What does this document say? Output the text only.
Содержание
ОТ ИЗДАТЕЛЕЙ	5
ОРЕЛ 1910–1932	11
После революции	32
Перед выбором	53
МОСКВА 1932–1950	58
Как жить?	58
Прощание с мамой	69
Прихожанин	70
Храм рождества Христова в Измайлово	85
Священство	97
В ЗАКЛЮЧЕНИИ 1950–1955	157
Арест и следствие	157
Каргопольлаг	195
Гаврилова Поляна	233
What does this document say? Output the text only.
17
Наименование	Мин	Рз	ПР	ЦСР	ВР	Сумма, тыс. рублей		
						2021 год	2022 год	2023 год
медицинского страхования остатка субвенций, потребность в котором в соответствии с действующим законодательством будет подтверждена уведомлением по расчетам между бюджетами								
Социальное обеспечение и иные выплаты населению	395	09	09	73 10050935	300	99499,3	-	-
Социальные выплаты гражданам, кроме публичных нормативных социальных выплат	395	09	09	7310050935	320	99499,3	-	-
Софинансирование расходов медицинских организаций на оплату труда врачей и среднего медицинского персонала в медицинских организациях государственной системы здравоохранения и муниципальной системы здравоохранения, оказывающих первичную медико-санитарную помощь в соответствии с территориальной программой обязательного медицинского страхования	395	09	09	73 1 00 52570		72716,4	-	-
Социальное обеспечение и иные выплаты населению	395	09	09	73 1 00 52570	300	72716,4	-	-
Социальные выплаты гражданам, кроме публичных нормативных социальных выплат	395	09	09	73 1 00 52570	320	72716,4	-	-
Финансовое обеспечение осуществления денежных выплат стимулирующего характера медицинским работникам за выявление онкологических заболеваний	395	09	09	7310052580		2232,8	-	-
━━━━━━━━━━━━━━━━━━━━
GOAL:
Extract the whole listing, character for character.

SOLUTION FOR THIS PROBLEM:
What does this document say? Output the text only.
Содержание
ОТ ИЗДАТЕЛЕЙ	5
ОРЕЛ 1910–1932	11
После революции	32
Перед выбором	53
МОСКВА 1932–1950	58
Как жить?	58
Прощание с мамой	69
Прихожанин	70
Храм рождества Христова в Измайлово	85
Священство	97
В ЗАКЛЮЧЕНИИ 1950–1955	157
Арест и следствие	157
Каргопольлаг	195
Гаврилова Поляна	233
What does this document say? Output the text only.
17
Наименование	Мин	Рз	ПР	ЦСР	ВР	Сумма, тыс. рублей		
						2021 год	2022 год	2023 год
медицинского страхования остатка субвенций, потребность в котором в соответствии с действующим законодательством будет подтверждена уведомлением по расчетам между бюджетами								
Социальное обеспечение и иные выплаты населению	395	09	09	73 10050935	300	99499,3	-	-
Социальные выплаты гражданам, кроме публичных нормативных социальных выплат	395	09	09	7310050935	320	99499,3	-	-
Софинансирование расходов медицинских организаций на оплату труда врачей и среднего медицинского персонала в медицинских организациях государственной системы здравоохранения и муниципальной системы здравоохранения, оказывающих первичную медико-санитарную помощь в соответствии с территориальной программой обязательного медицинского страхования	395	09	09	73 1 00 52570		72716,4	-	-
Социальное обеспечение и иные выплаты населению	395	09	09	73 1 00 52570	300	72716,4	-	-
Социальные выплаты гражданам, кроме публичных нормативных социальных выплат	395	09	09	73 1 00 52570	320	72716,4	-	-
Финансовое обеспечение осуществления денежных выплат стимулирующего характера медицинским работникам за выявление онкологических заболеваний	395	09	09	7310052580		2232,8	-	-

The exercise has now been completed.